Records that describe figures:

════════

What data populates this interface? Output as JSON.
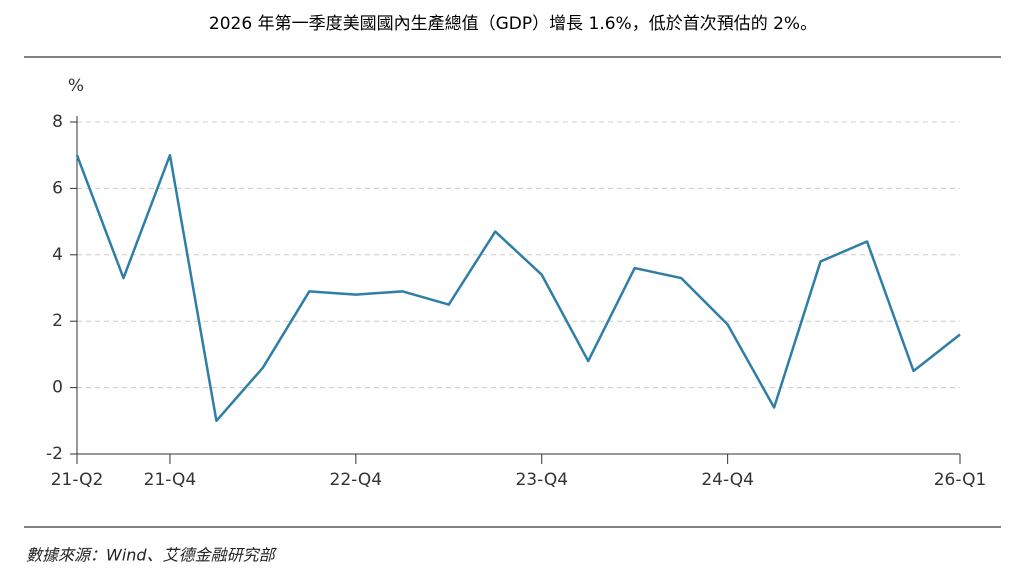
{
  "chart_data": {
    "type": "line",
    "title": "2026 年第一季度美國國內生產總值（GDP）增長 1.6%，低於首次預估的 2%。",
    "y_label": "%",
    "source": "數據來源：Wind、艾德金融研究部",
    "categories": [
      "21-Q2",
      null,
      "21-Q4",
      null,
      null,
      null,
      "22-Q4",
      null,
      null,
      null,
      "23-Q4",
      null,
      null,
      null,
      "24-Q4",
      null,
      null,
      null,
      null,
      "26-Q1"
    ],
    "values": [
      7.0,
      3.3,
      7.0,
      -1.0,
      0.6,
      2.9,
      2.8,
      2.9,
      2.5,
      4.7,
      3.4,
      0.8,
      3.6,
      3.3,
      1.9,
      -0.6,
      3.8,
      4.4,
      0.5,
      1.6
    ],
    "color": "#2f7ea6",
    "ylim": [
      -2,
      8
    ],
    "yticks": [
      -2,
      0,
      2,
      4,
      6,
      8
    ],
    "grid": true
  }
}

════════

* Instruction:
Print all of the entries word for word. Omit the pictures they contain.

* Exercise solution:
What data populates this interface? Output as JSON.
{
  "chart_data": {
    "type": "line",
    "title": "2026 年第一季度美國國內生產總值（GDP）增長 1.6%，低於首次預估的 2%。",
    "y_label": "%",
    "source": "數據來源：Wind、艾德金融研究部",
    "categories": [
      "21-Q2",
      null,
      "21-Q4",
      null,
      null,
      null,
      "22-Q4",
      null,
      null,
      null,
      "23-Q4",
      null,
      null,
      null,
      "24-Q4",
      null,
      null,
      null,
      null,
      "26-Q1"
    ],
    "values": [
      7.0,
      3.3,
      7.0,
      -1.0,
      0.6,
      2.9,
      2.8,
      2.9,
      2.5,
      4.7,
      3.4,
      0.8,
      3.6,
      3.3,
      1.9,
      -0.6,
      3.8,
      4.4,
      0.5,
      1.6
    ],
    "color": "#2f7ea6",
    "ylim": [
      -2,
      8
    ],
    "yticks": [
      -2,
      0,
      2,
      4,
      6,
      8
    ],
    "grid": true
  }
}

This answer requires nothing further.